> _What you should do_
Keep the pictures out of the copy and repeat the records exactly.

> _Provided data_
##############################
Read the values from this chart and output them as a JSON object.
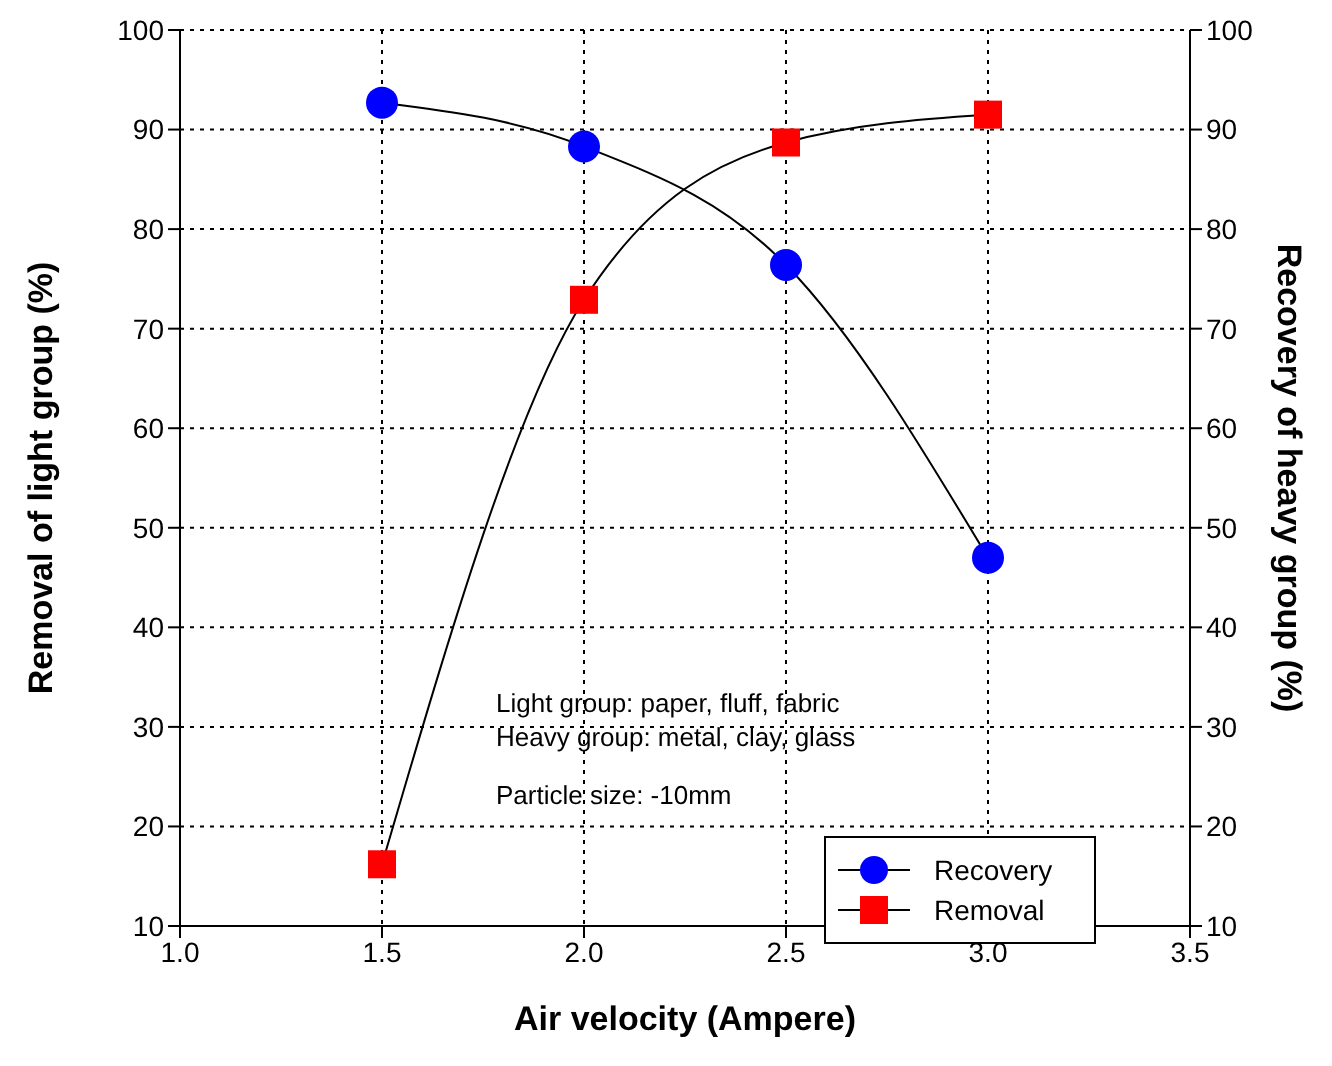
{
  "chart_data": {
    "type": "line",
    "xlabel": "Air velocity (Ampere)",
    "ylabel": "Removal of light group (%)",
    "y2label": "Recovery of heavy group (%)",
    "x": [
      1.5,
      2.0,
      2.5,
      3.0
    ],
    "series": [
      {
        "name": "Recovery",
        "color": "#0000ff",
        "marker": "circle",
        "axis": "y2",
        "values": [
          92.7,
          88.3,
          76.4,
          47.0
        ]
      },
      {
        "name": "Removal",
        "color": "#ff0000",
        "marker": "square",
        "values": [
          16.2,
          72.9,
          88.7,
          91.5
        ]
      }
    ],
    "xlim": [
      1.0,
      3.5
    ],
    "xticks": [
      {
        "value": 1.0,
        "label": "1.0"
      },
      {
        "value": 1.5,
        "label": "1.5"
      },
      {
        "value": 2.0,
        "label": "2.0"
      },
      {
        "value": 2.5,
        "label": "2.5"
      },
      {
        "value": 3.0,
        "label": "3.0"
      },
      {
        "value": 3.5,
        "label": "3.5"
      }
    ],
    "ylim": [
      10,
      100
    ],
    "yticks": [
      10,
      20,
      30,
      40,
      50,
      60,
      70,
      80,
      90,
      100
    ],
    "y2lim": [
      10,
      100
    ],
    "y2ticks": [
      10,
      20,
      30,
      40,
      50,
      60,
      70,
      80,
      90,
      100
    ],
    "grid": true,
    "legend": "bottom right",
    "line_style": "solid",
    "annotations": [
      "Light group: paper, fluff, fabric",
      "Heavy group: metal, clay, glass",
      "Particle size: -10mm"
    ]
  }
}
##############################
> _Finished answer_
Read the values from this chart and output them as a JSON object.
{
  "chart_data": {
    "type": "line",
    "xlabel": "Air velocity (Ampere)",
    "ylabel": "Removal of light group (%)",
    "y2label": "Recovery of heavy group (%)",
    "x": [
      1.5,
      2.0,
      2.5,
      3.0
    ],
    "series": [
      {
        "name": "Recovery",
        "color": "#0000ff",
        "marker": "circle",
        "axis": "y2",
        "values": [
          92.7,
          88.3,
          76.4,
          47.0
        ]
      },
      {
        "name": "Removal",
        "color": "#ff0000",
        "marker": "square",
        "values": [
          16.2,
          72.9,
          88.7,
          91.5
        ]
      }
    ],
    "xlim": [
      1.0,
      3.5
    ],
    "xticks": [
      {
        "value": 1.0,
        "label": "1.0"
      },
      {
        "value": 1.5,
        "label": "1.5"
      },
      {
        "value": 2.0,
        "label": "2.0"
      },
      {
        "value": 2.5,
        "label": "2.5"
      },
      {
        "value": 3.0,
        "label": "3.0"
      },
      {
        "value": 3.5,
        "label": "3.5"
      }
    ],
    "ylim": [
      10,
      100
    ],
    "yticks": [
      10,
      20,
      30,
      40,
      50,
      60,
      70,
      80,
      90,
      100
    ],
    "y2lim": [
      10,
      100
    ],
    "y2ticks": [
      10,
      20,
      30,
      40,
      50,
      60,
      70,
      80,
      90,
      100
    ],
    "grid": true,
    "legend": "bottom right",
    "line_style": "solid",
    "annotations": [
      "Light group: paper, fluff, fabric",
      "Heavy group: metal, clay, glass",
      "Particle size: -10mm"
    ]
  }
}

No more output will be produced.